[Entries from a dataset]
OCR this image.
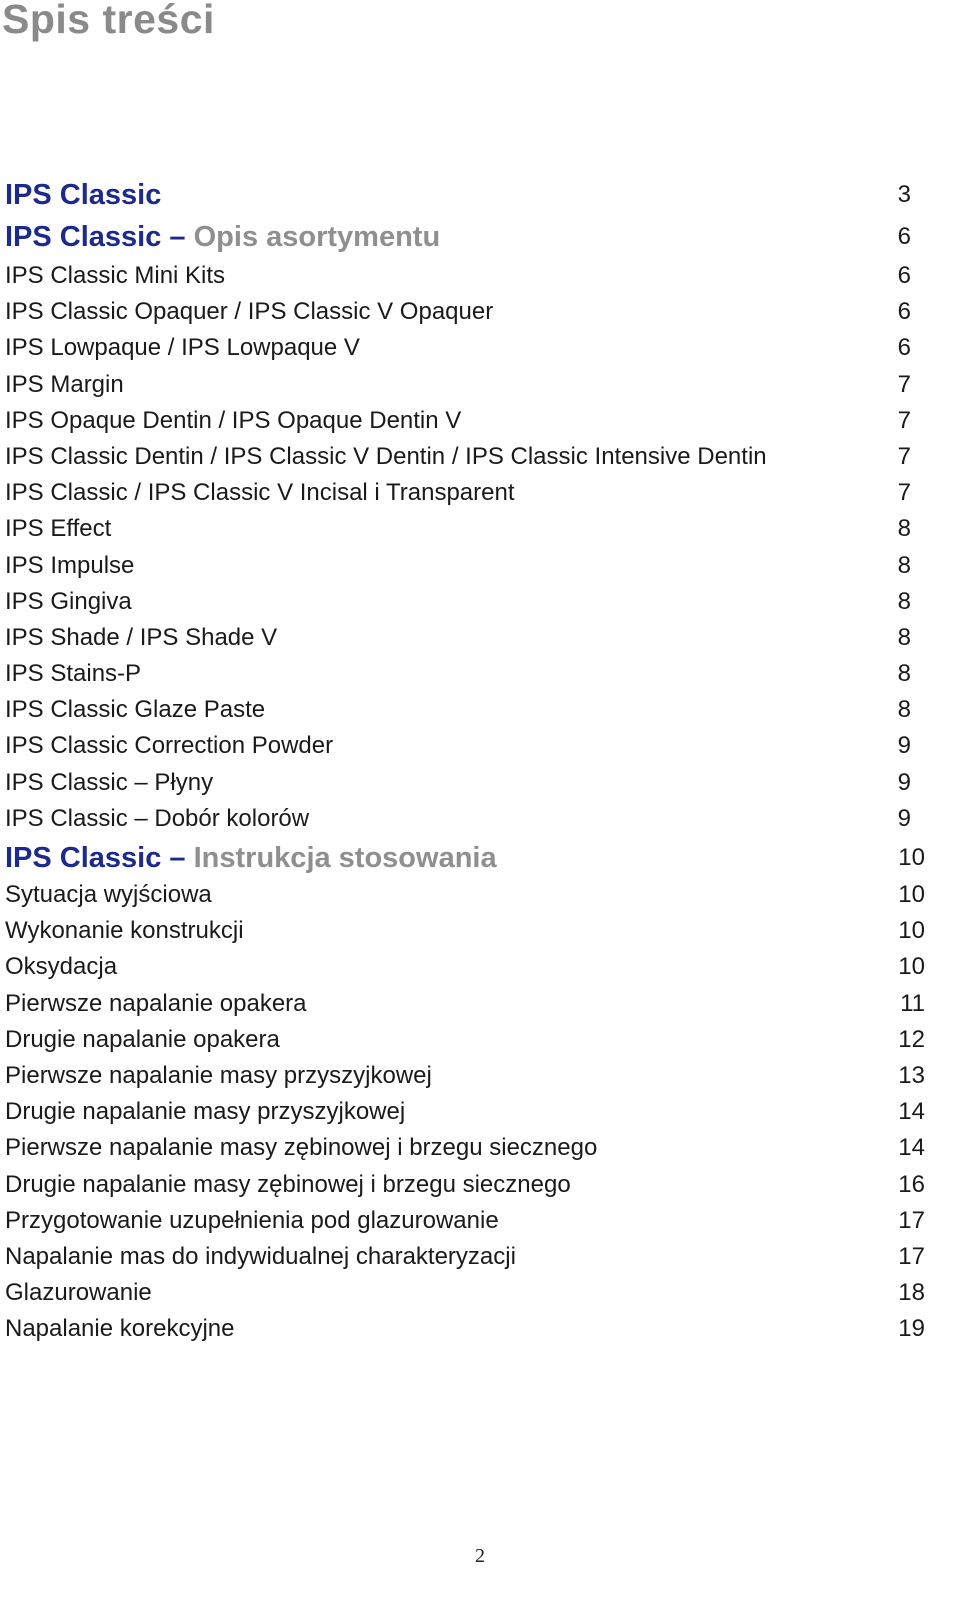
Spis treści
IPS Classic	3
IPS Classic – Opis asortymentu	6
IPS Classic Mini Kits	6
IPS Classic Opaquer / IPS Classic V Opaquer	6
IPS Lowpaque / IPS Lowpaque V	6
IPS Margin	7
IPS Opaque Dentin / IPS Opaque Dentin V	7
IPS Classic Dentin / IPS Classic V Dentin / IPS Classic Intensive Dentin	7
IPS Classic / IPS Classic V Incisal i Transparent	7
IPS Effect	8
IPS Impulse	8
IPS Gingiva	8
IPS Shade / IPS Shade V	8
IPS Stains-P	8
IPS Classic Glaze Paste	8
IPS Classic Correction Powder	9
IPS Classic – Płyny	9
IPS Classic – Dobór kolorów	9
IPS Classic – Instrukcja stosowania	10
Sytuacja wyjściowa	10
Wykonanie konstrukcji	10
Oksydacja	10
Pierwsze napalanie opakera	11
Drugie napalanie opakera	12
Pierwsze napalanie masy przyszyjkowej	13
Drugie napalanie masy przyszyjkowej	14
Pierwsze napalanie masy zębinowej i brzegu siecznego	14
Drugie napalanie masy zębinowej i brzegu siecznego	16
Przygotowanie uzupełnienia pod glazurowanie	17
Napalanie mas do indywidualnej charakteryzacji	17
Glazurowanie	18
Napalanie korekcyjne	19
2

• TASK PROMPT: Return all of the entries exactly as written, but drop any pictures they hold.

• CORRECT RESPONSE:
OCR this image.
Spis treści
IPS Classic	3
IPS Classic – Opis asortymentu	6
IPS Classic Mini Kits	6
IPS Classic Opaquer / IPS Classic V Opaquer	6
IPS Lowpaque / IPS Lowpaque V	6
IPS Margin	7
IPS Opaque Dentin / IPS Opaque Dentin V	7
IPS Classic Dentin / IPS Classic V Dentin / IPS Classic Intensive Dentin	7
IPS Classic / IPS Classic V Incisal i Transparent	7
IPS Effect	8
IPS Impulse	8
IPS Gingiva	8
IPS Shade / IPS Shade V	8
IPS Stains-P	8
IPS Classic Glaze Paste	8
IPS Classic Correction Powder	9
IPS Classic – Płyny	9
IPS Classic – Dobór kolorów	9
IPS Classic – Instrukcja stosowania	10
Sytuacja wyjściowa	10
Wykonanie konstrukcji	10
Oksydacja	10
Pierwsze napalanie opakera	11
Drugie napalanie opakera	12
Pierwsze napalanie masy przyszyjkowej	13
Drugie napalanie masy przyszyjkowej	14
Pierwsze napalanie masy zębinowej i brzegu siecznego	14
Drugie napalanie masy zębinowej i brzegu siecznego	16
Przygotowanie uzupełnienia pod glazurowanie	17
Napalanie mas do indywidualnej charakteryzacji	17
Glazurowanie	18
Napalanie korekcyjne	19
2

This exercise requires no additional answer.